WHAT YOU HAVE TO DO.
Within the listing below, locate all lines containing the word "длительность". Copy each one.

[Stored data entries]
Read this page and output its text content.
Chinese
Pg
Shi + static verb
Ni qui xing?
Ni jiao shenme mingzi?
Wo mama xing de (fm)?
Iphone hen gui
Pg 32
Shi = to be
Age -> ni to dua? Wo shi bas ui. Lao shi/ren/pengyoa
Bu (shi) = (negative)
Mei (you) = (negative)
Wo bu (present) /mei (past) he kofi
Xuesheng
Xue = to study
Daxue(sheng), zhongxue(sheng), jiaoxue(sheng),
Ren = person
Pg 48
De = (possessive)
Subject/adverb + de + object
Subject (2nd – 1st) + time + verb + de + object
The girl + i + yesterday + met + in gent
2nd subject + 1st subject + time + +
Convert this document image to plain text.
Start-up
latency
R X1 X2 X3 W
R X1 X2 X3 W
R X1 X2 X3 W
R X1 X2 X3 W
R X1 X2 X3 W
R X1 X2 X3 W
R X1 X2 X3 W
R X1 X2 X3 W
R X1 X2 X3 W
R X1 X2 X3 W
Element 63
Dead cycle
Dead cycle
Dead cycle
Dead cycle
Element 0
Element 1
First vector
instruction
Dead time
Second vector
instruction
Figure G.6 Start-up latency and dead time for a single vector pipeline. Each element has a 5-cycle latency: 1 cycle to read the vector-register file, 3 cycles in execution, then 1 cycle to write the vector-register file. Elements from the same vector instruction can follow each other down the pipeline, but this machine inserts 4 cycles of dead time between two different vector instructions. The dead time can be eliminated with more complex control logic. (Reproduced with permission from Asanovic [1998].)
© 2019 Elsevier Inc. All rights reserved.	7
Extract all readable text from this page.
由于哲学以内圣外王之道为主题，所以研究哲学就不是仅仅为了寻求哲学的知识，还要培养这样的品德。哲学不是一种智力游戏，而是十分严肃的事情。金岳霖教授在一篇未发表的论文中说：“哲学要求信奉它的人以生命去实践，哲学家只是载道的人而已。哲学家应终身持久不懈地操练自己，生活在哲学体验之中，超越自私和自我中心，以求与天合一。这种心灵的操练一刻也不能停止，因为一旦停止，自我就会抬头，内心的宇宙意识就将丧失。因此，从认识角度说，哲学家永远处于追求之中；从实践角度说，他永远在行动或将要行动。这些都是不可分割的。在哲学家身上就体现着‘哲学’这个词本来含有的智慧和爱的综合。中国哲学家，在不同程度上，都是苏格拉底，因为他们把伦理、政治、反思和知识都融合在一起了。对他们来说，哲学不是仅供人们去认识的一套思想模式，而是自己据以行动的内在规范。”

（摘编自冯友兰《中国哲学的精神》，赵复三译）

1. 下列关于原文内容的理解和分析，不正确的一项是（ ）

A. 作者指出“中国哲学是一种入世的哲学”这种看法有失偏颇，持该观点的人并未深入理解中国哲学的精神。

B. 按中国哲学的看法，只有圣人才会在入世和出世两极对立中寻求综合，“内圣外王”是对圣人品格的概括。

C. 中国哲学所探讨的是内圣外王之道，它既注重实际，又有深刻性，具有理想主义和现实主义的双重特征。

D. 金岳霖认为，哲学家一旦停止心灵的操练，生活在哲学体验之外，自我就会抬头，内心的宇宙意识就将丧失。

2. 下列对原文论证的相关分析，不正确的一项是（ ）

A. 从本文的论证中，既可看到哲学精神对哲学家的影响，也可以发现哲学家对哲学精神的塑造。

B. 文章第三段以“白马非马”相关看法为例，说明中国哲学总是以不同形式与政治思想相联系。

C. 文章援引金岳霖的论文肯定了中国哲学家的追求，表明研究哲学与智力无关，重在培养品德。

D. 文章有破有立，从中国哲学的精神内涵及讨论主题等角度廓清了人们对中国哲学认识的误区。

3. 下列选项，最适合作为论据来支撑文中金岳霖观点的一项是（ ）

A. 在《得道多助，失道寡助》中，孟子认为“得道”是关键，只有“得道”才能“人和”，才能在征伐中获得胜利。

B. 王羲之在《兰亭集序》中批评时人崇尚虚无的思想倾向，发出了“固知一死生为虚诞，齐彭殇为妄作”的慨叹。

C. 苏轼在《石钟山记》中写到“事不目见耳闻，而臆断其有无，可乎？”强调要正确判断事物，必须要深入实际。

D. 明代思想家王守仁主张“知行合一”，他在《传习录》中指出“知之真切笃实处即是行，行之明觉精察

* * *

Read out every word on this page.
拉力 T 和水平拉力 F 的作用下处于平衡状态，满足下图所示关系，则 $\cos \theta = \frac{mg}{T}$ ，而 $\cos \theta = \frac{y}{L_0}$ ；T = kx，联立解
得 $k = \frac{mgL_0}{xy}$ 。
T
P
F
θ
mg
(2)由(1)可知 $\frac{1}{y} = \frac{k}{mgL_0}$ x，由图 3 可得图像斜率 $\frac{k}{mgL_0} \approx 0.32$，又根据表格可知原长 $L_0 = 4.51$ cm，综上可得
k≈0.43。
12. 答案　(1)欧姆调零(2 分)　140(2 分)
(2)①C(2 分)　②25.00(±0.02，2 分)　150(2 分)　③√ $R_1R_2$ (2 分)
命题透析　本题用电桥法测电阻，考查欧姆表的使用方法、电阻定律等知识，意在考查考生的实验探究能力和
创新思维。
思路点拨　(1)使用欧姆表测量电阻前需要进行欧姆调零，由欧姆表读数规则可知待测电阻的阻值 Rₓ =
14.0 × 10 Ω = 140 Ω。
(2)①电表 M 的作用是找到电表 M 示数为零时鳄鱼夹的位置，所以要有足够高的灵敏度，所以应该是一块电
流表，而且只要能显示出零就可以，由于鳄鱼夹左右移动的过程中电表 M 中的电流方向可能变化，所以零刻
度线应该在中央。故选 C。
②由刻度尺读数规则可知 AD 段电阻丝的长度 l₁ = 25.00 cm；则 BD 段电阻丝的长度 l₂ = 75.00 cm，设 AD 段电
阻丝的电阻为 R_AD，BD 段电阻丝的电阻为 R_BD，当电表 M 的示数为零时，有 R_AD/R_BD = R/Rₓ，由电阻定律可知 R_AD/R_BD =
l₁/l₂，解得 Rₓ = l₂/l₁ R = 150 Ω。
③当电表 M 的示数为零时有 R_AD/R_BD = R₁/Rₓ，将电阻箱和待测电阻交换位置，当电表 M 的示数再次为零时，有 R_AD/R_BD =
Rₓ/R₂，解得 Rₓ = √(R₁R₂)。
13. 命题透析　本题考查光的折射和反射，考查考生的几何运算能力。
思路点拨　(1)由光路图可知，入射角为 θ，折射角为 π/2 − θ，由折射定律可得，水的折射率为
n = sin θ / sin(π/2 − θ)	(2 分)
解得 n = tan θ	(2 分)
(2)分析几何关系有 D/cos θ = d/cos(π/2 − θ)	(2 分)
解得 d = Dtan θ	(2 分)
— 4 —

...

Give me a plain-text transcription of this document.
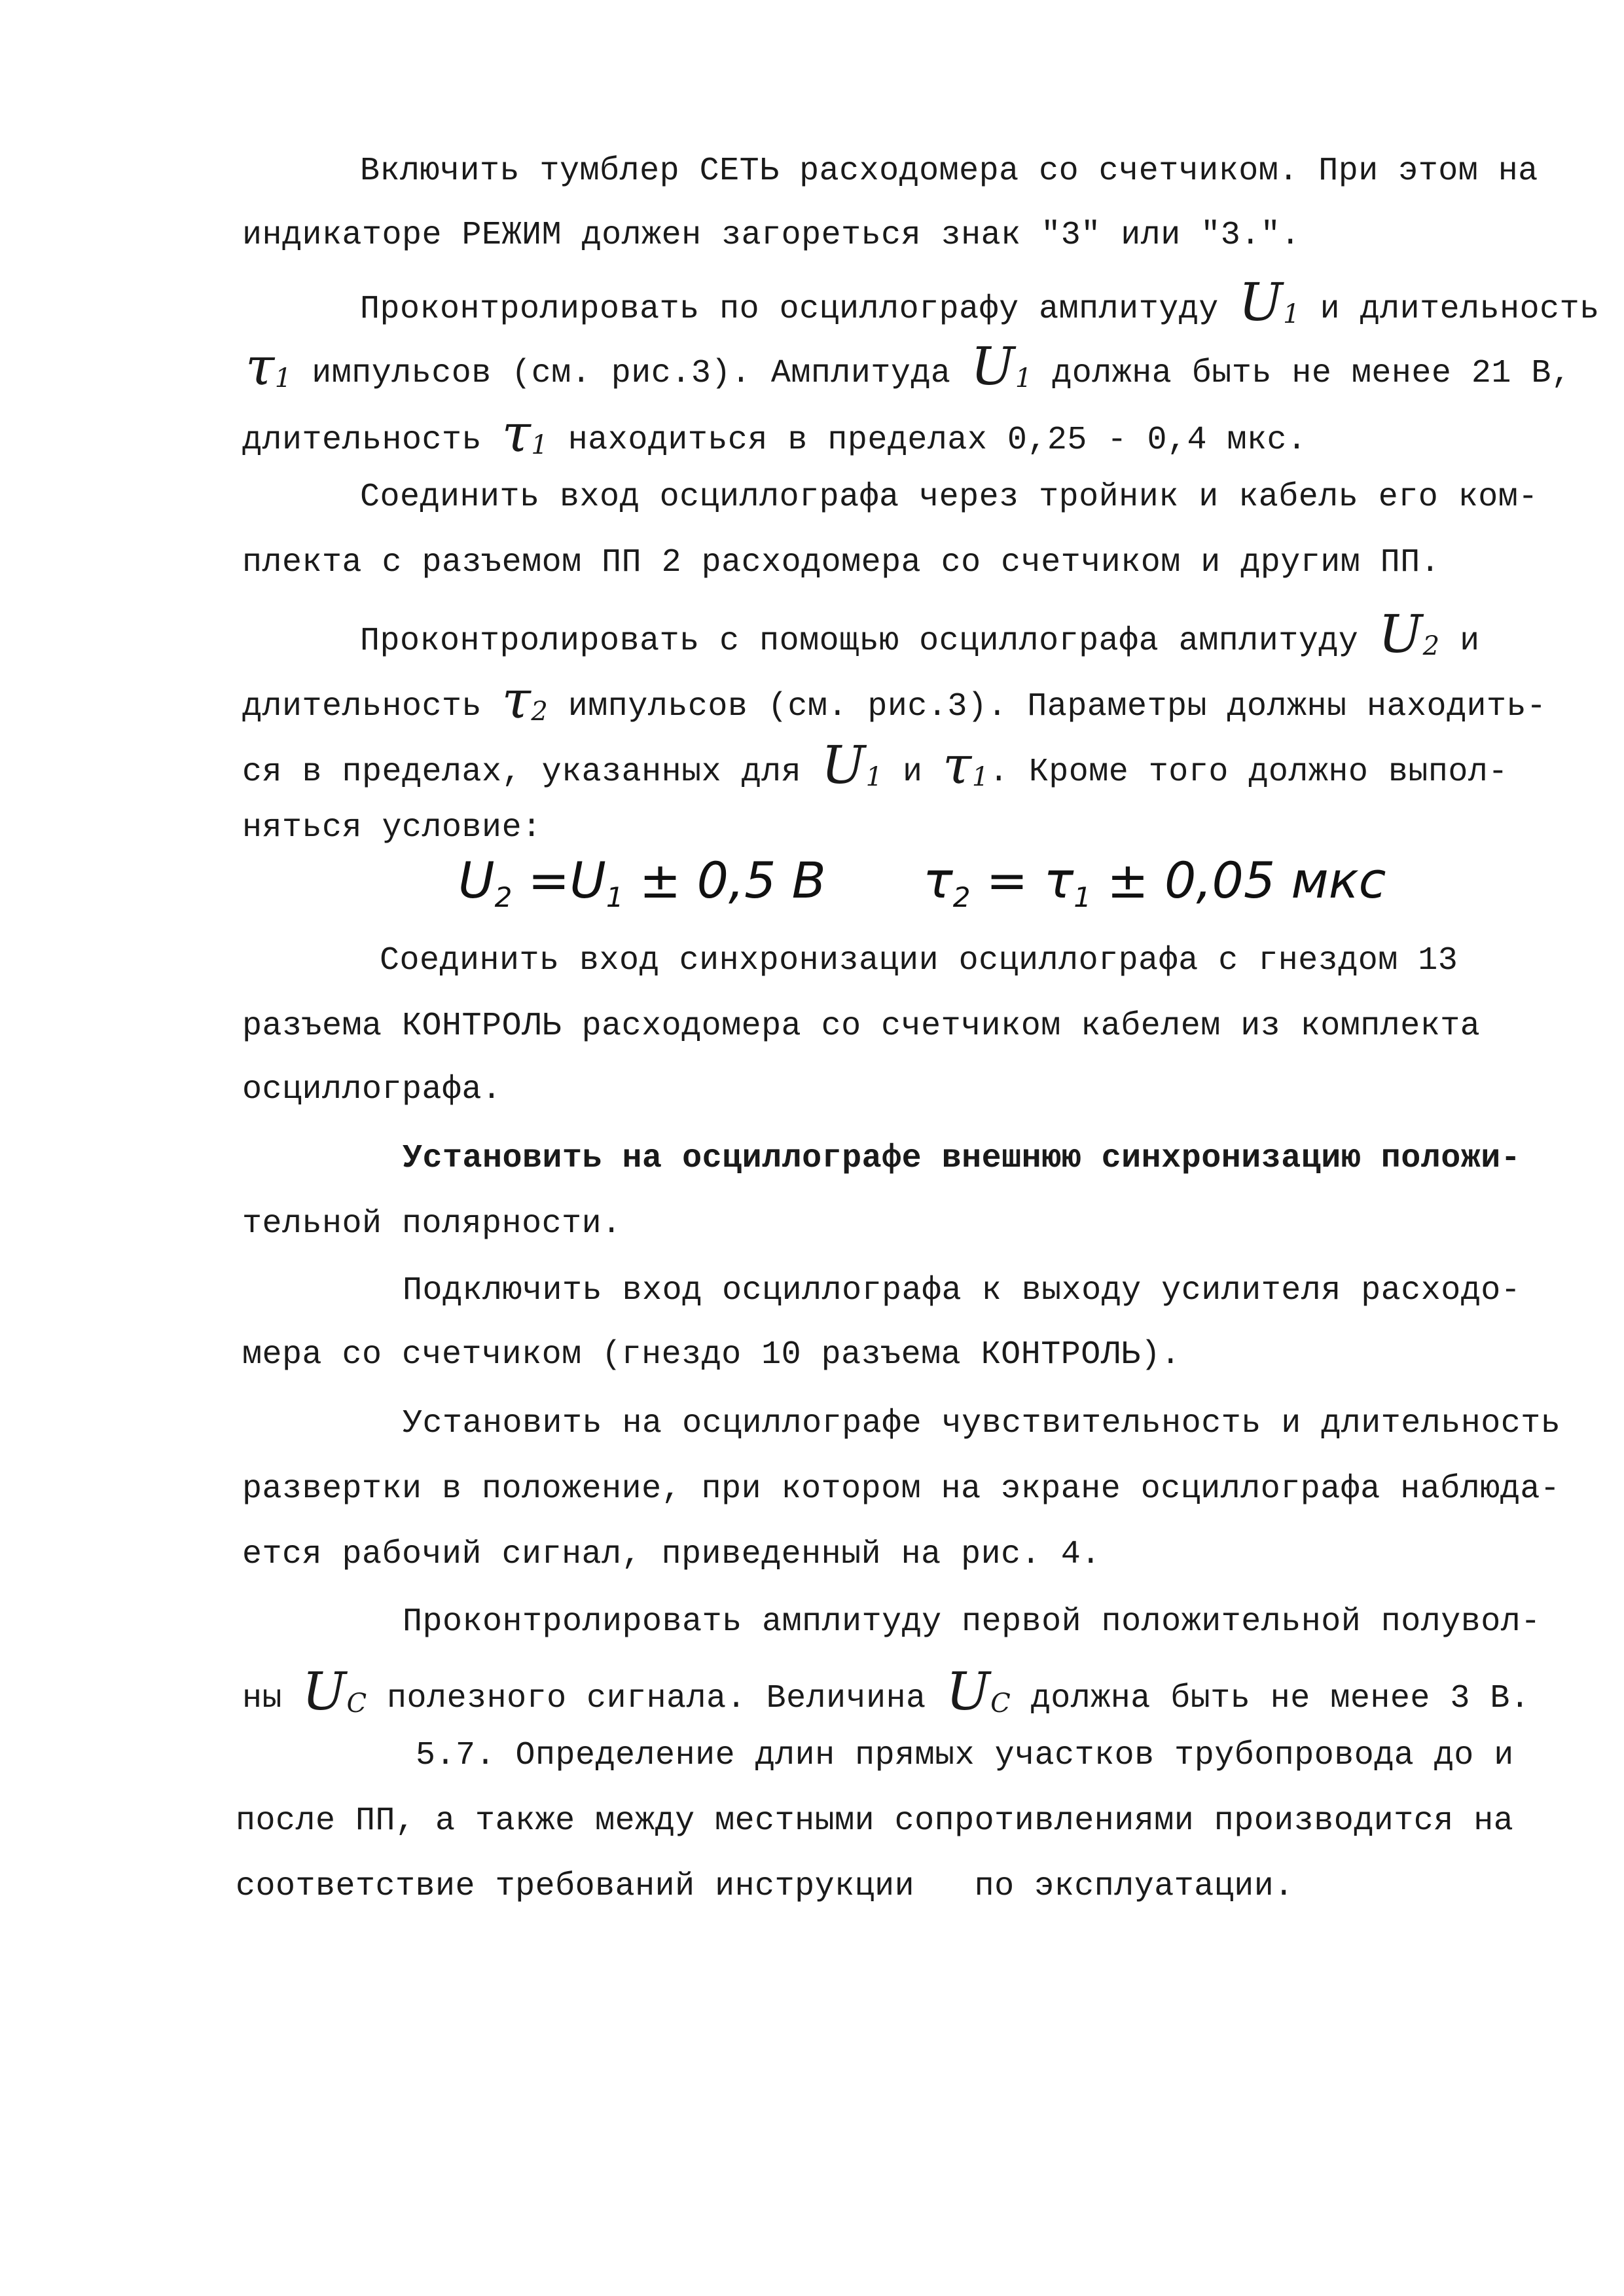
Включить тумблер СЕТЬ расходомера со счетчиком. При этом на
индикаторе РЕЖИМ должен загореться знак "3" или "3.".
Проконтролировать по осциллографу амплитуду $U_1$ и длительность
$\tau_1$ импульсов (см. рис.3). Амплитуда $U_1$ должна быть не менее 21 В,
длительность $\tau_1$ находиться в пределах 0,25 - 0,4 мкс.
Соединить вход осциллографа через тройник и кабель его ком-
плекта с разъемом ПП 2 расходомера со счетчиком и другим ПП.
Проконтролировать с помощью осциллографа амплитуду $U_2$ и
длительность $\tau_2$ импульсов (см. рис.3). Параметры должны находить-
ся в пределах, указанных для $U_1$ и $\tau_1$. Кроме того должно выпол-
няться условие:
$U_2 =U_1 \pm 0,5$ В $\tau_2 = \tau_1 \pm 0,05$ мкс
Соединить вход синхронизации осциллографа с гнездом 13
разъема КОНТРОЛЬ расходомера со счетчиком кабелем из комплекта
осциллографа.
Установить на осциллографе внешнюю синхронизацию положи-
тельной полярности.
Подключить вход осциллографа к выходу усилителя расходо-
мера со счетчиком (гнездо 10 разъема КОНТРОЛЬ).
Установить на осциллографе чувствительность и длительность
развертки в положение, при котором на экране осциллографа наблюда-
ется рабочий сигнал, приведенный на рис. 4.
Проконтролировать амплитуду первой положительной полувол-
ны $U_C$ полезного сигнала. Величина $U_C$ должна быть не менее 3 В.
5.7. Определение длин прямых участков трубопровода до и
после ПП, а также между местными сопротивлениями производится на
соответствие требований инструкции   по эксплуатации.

PROBLEM SOLUTION.
Проконтролировать по осциллографу амплитуду $U_1$ и длительность
длительность $\tau_1$ находиться в пределах 0,25 - 0,4 мкс.
длительность $\tau_2$ импульсов (см. рис.3). Параметры должны находить-
Установить на осциллографе чувствительность и длительность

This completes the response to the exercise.